Reproduce the records below in full and exactly, without their images.

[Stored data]
##############################
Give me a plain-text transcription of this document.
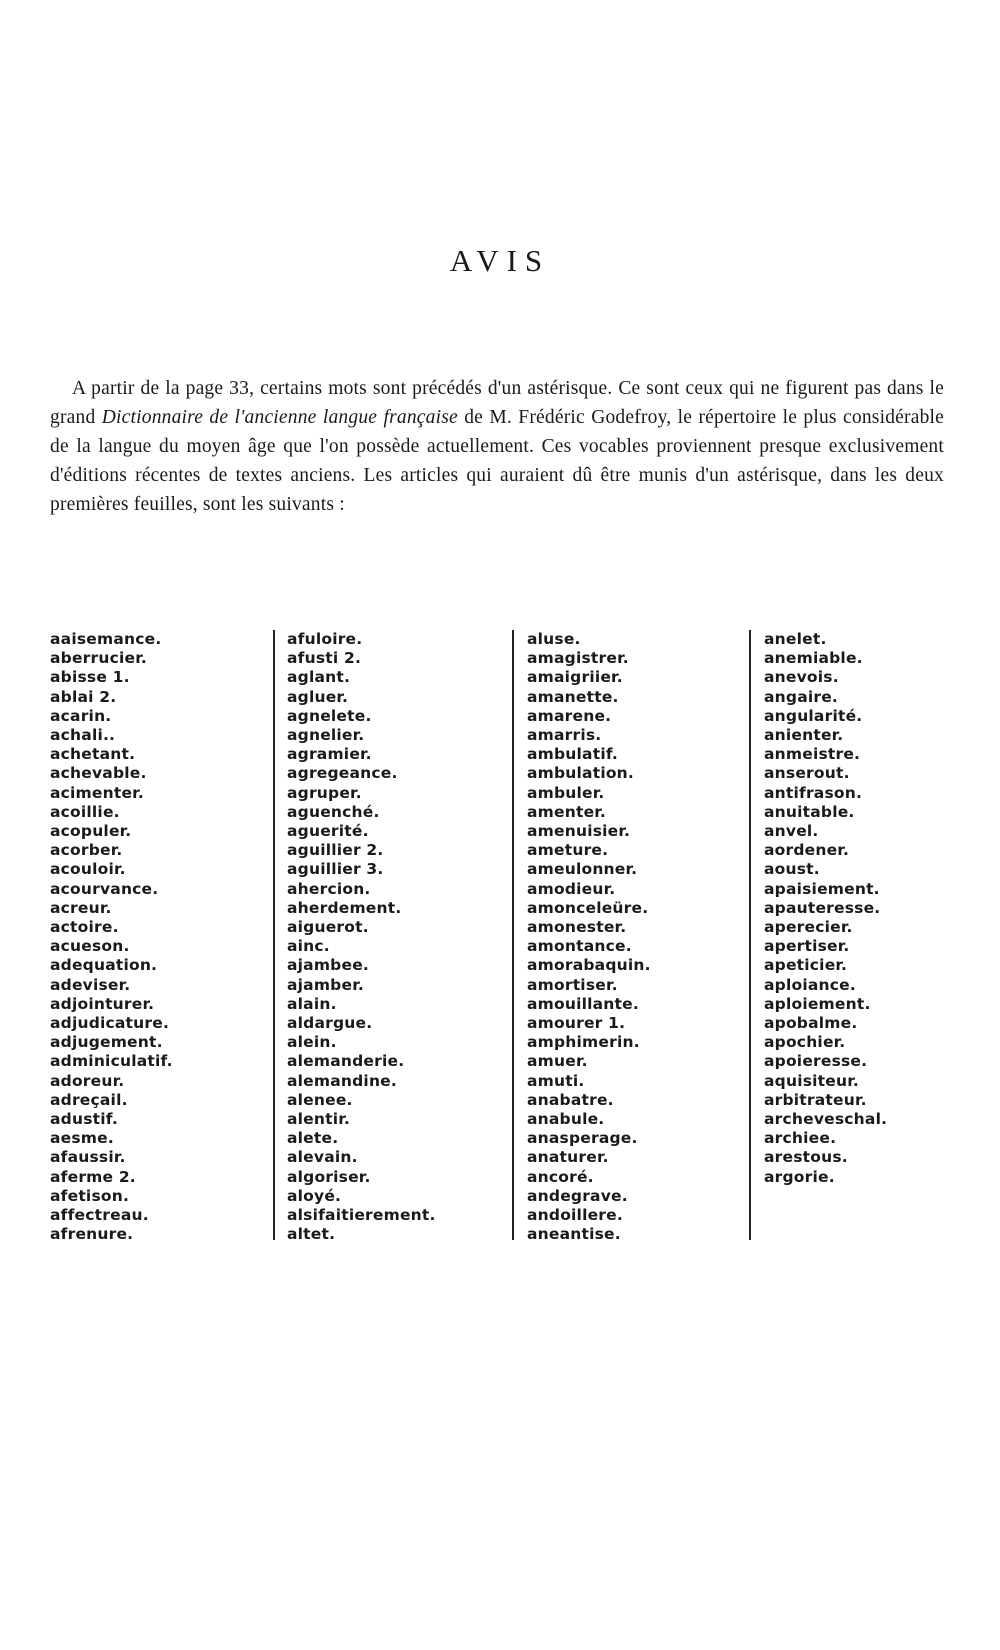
AVIS

A partir de la page 33, certains mots sont précédés d'un astérisque. Ce sont ceux qui ne figurent pas dans le grand Dictionnaire de l'ancienne langue française de M. Frédéric Godefroy, le répertoire le plus considérable de la langue du moyen âge que l'on possède actuellement. Ces vocables proviennent presque exclusivement d'éditions récentes de textes anciens. Les articles qui auraient dû être munis d'un astérisque, dans les deux premières feuilles, sont les suivants :

aaisemance.
aberrucier.
abisse 1.
ablai 2.
acarin.
achali..
achetant.
achevable.
acimenter.
acoillie.
acopuler.
acorber.
acouloir.
acourvance.
acreur.
actoire.
acueson.
adequation.
adeviser.
adjointurer.
adjudicature.
adjugement.
adminiculatif.
adoreur.
adreçail.
adustif.
aesme.
afaussir.
aferme 2.
afetison.
affectreau.
afrenure.
afuloire.
afusti 2.
aglant.
agluer.
agnelete.
agnelier.
agramier.
agregeance.
agruper.
aguenché.
aguerité.
aguillier 2.
aguillier 3.
ahercion.
aherdement.
aiguerot.
ainc.
ajambee.
ajamber.
alain.
aldargue.
alein.
alemanderie.
alemandine.
alenee.
alentir.
alete.
alevain.
algoriser.
aloyé.
alsifaitierement.
altet.
aluse.
amagistrer.
amaigriier.
amanette.
amarene.
amarris.
ambulatif.
ambulation.
ambuler.
amenter.
amenuisier.
ameture.
ameulonner.
amodieur.
amonceleüre.
amonester.
amontance.
amorabaquin.
amortiser.
amouillante.
amourer 1.
amphimerin.
amuer.
amuti.
anabatre.
anabule.
anasperage.
anaturer.
ancoré.
andegrave.
andoillere.
aneantise.
anelet.
anemiable.
anevois.
angaire.
angularité.
anienter.
anmeistre.
anserout.
antifrason.
anuitable.
anvel.
aordener.
aoust.
apaisiement.
apauteresse.
aperecier.
apertiser.
apeticier.
aploiance.
aploiement.
apobalme.
apochier.
apoieresse.
aquisiteur.
arbitrateur.
archeveschal.
archiee.
arestous.
argorie.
##############################
▸ Exercise response:
Give me a plain-text transcription of this document.
AVIS

A partir de la page 33, certains mots sont précédés d'un astérisque. Ce sont ceux qui ne figurent pas dans le grand Dictionnaire de l'ancienne langue française de M. Frédéric Godefroy, le répertoire le plus considérable de la langue du moyen âge que l'on possède actuellement. Ces vocables proviennent presque exclusivement d'éditions récentes de textes anciens. Les articles qui auraient dû être munis d'un astérisque, dans les deux premières feuilles, sont les suivants :

aaisemance.
aberrucier.
abisse 1.
ablai 2.
acarin.
achali..
achetant.
achevable.
acimenter.
acoillie.
acopuler.
acorber.
acouloir.
acourvance.
acreur.
actoire.
acueson.
adequation.
adeviser.
adjointurer.
adjudicature.
adjugement.
adminiculatif.
adoreur.
adreçail.
adustif.
aesme.
afaussir.
aferme 2.
afetison.
affectreau.
afrenure.
afuloire.
afusti 2.
aglant.
agluer.
agnelete.
agnelier.
agramier.
agregeance.
agruper.
aguenché.
aguerité.
aguillier 2.
aguillier 3.
ahercion.
aherdement.
aiguerot.
ainc.
ajambee.
ajamber.
alain.
aldargue.
alein.
alemanderie.
alemandine.
alenee.
alentir.
alete.
alevain.
algoriser.
aloyé.
alsifaitierement.
altet.
aluse.
amagistrer.
amaigriier.
amanette.
amarene.
amarris.
ambulatif.
ambulation.
ambuler.
amenter.
amenuisier.
ameture.
ameulonner.
amodieur.
amonceleüre.
amonester.
amontance.
amorabaquin.
amortiser.
amouillante.
amourer 1.
amphimerin.
amuer.
amuti.
anabatre.
anabule.
anasperage.
anaturer.
ancoré.
andegrave.
andoillere.
aneantise.
anelet.
anemiable.
anevois.
angaire.
angularité.
anienter.
anmeistre.
anserout.
antifrason.
anuitable.
anvel.
aordener.
aoust.
apaisiement.
apauteresse.
aperecier.
apertiser.
apeticier.
aploiance.
aploiement.
apobalme.
apochier.
apoieresse.
aquisiteur.
arbitrateur.
archeveschal.
archiee.
arestous.
argorie.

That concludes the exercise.